Do not copy the pictures; transcribe all other material exactly.
----- INPUT RECORDS
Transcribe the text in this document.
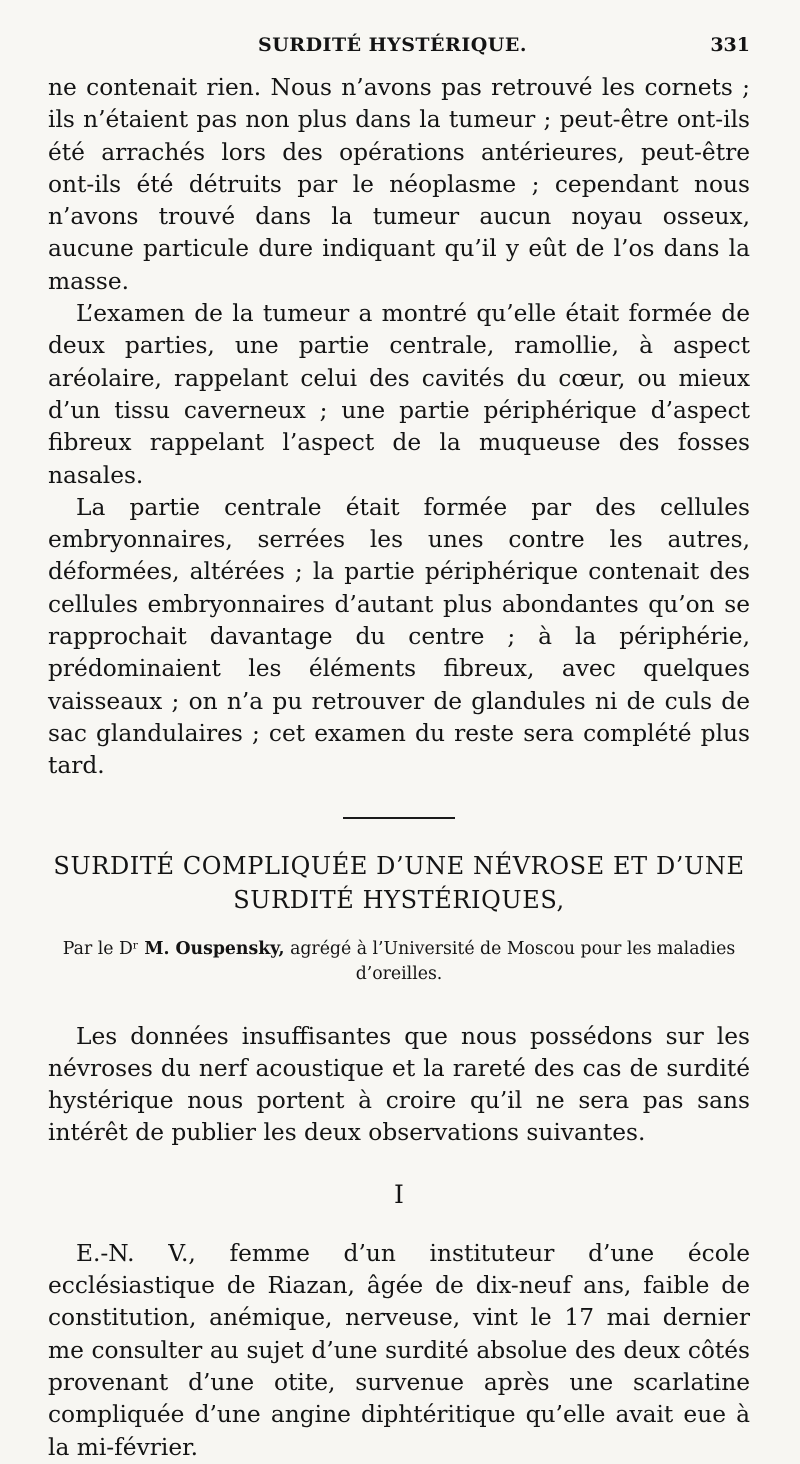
SURDITÉ HYSTÉRIQUE.	331

ne contenait rien. Nous n’avons pas retrouvé les cornets ; ils n’étaient pas non plus dans la tumeur ; peut-être ont-ils été arrachés lors des opérations antérieures, peut-être ont-ils été détruits par le néoplasme ; cependant nous n’avons trouvé dans la tumeur aucun noyau osseux, aucune particule dure indiquant qu’il y eût de l’os dans la masse.

L’examen de la tumeur a montré qu’elle était formée de deux parties, une partie centrale, ramollie, à aspect aréolaire, rappelant celui des cavités du cœur, ou mieux d’un tissu caverneux ; une partie périphérique d’aspect fibreux rappelant l’aspect de la muqueuse des fosses nasales.

La partie centrale était formée par des cellules embryonnaires, serrées les unes contre les autres, déformées, altérées ; la partie périphérique contenait des cellules embryonnaires d’autant plus abondantes qu’on se rapprochait davantage du centre ; à la périphérie, prédominaient les éléments fibreux, avec quelques vaisseaux ; on n’a pu retrouver de glandules ni de culs de sac glandulaires ; cet examen du reste sera complété plus tard.

SURDITÉ COMPLIQUÉE D’UNE NÉVROSE ET D’UNE
SURDITÉ HYSTÉRIQUES,
Par le Dʳ M. Ouspensky, agrégé à l’Université de Moscou pour les maladies d’oreilles.

Les données insuffisantes que nous possédons sur les névroses du nerf acoustique et la rareté des cas de surdité hystérique nous portent à croire qu’il ne sera pas sans intérêt de publier les deux observations suivantes.

I

E.-N. V., femme d’un instituteur d’une école ecclésiastique de Riazan, âgée de dix-neuf ans, faible de constitution, anémique, nerveuse, vint le 17 mai dernier me consulter au sujet d’une surdité absolue des deux côtés provenant d’une otite, survenue après une scarlatine compliquée d’une angine diphtéritique qu’elle avait eue à la mi-février.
----------
# OUTPUT OF THE TASK:
Transcribe the text in this document.
SURDITÉ HYSTÉRIQUE.	331

ne contenait rien. Nous n’avons pas retrouvé les cornets ; ils n’étaient pas non plus dans la tumeur ; peut-être ont-ils été arrachés lors des opérations antérieures, peut-être ont-ils été détruits par le néoplasme ; cependant nous n’avons trouvé dans la tumeur aucun noyau osseux, aucune particule dure indiquant qu’il y eût de l’os dans la masse.

L’examen de la tumeur a montré qu’elle était formée de deux parties, une partie centrale, ramollie, à aspect aréolaire, rappelant celui des cavités du cœur, ou mieux d’un tissu caverneux ; une partie périphérique d’aspect fibreux rappelant l’aspect de la muqueuse des fosses nasales.

La partie centrale était formée par des cellules embryonnaires, serrées les unes contre les autres, déformées, altérées ; la partie périphérique contenait des cellules embryonnaires d’autant plus abondantes qu’on se rapprochait davantage du centre ; à la périphérie, prédominaient les éléments fibreux, avec quelques vaisseaux ; on n’a pu retrouver de glandules ni de culs de sac glandulaires ; cet examen du reste sera complété plus tard.

SURDITÉ COMPLIQUÉE D’UNE NÉVROSE ET D’UNE
SURDITÉ HYSTÉRIQUES,
Par le Dʳ M. Ouspensky, agrégé à l’Université de Moscou pour les maladies d’oreilles.

Les données insuffisantes que nous possédons sur les névroses du nerf acoustique et la rareté des cas de surdité hystérique nous portent à croire qu’il ne sera pas sans intérêt de publier les deux observations suivantes.

I

E.-N. V., femme d’un instituteur d’une école ecclésiastique de Riazan, âgée de dix-neuf ans, faible de constitution, anémique, nerveuse, vint le 17 mai dernier me consulter au sujet d’une surdité absolue des deux côtés provenant d’une otite, survenue après une scarlatine compliquée d’une angine diphtéritique qu’elle avait eue à la mi-février.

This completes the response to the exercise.